Stored items from a collection:
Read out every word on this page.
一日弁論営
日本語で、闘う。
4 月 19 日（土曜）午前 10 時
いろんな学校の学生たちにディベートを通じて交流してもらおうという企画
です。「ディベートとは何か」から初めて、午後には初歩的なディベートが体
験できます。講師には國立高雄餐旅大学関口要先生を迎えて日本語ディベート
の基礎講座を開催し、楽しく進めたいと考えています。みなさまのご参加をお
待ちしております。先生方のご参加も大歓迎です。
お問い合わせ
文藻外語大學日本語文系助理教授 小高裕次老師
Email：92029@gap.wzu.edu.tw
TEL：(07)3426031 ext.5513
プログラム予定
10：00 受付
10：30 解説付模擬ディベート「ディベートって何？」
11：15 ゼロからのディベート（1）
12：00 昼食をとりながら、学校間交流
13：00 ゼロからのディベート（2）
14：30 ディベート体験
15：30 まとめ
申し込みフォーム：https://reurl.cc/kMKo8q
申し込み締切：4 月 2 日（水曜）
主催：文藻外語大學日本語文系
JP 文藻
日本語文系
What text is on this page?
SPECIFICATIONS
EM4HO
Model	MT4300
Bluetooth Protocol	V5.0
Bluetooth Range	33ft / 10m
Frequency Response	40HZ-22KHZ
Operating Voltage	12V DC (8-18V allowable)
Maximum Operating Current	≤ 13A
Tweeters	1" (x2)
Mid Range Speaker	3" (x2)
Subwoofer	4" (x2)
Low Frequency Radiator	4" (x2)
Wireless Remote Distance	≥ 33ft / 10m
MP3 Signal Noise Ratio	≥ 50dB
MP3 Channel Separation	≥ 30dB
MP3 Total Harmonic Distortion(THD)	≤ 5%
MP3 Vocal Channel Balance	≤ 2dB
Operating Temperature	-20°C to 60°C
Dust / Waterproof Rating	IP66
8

What is required:
Copy out each line exactly as written.

Written answer:
Read out every word on this page.
一日弁論営
日本語で、闘う。
4 月 19 日（土曜）午前 10 時
いろんな学校の学生たちにディベートを通じて交流してもらおうという企画
です。「ディベートとは何か」から初めて、午後には初歩的なディベートが体
験できます。講師には國立高雄餐旅大学関口要先生を迎えて日本語ディベート
の基礎講座を開催し、楽しく進めたいと考えています。みなさまのご参加をお
待ちしております。先生方のご参加も大歓迎です。
お問い合わせ
文藻外語大學日本語文系助理教授 小高裕次老師
Email：92029@gap.wzu.edu.tw
TEL：(07)3426031 ext.5513
プログラム予定
10：00 受付
10：30 解説付模擬ディベート「ディベートって何？」
11：15 ゼロからのディベート（1）
12：00 昼食をとりながら、学校間交流
13：00 ゼロからのディベート（2）
14：30 ディベート体験
15：30 まとめ
申し込みフォーム：https://reurl.cc/kMKo8q
申し込み締切：4 月 2 日（水曜）
主催：文藻外語大學日本語文系
JP 文藻
日本語文系
What text is on this page?
SPECIFICATIONS
EM4HO
Model	MT4300
Bluetooth Protocol	V5.0
Bluetooth Range	33ft / 10m
Frequency Response	40HZ-22KHZ
Operating Voltage	12V DC (8-18V allowable)
Maximum Operating Current	≤ 13A
Tweeters	1" (x2)
Mid Range Speaker	3" (x2)
Subwoofer	4" (x2)
Low Frequency Radiator	4" (x2)
Wireless Remote Distance	≥ 33ft / 10m
MP3 Signal Noise Ratio	≥ 50dB
MP3 Channel Separation	≥ 30dB
MP3 Total Harmonic Distortion(THD)	≤ 5%
MP3 Vocal Channel Balance	≤ 2dB
Operating Temperature	-20°C to 60°C
Dust / Waterproof Rating	IP66
8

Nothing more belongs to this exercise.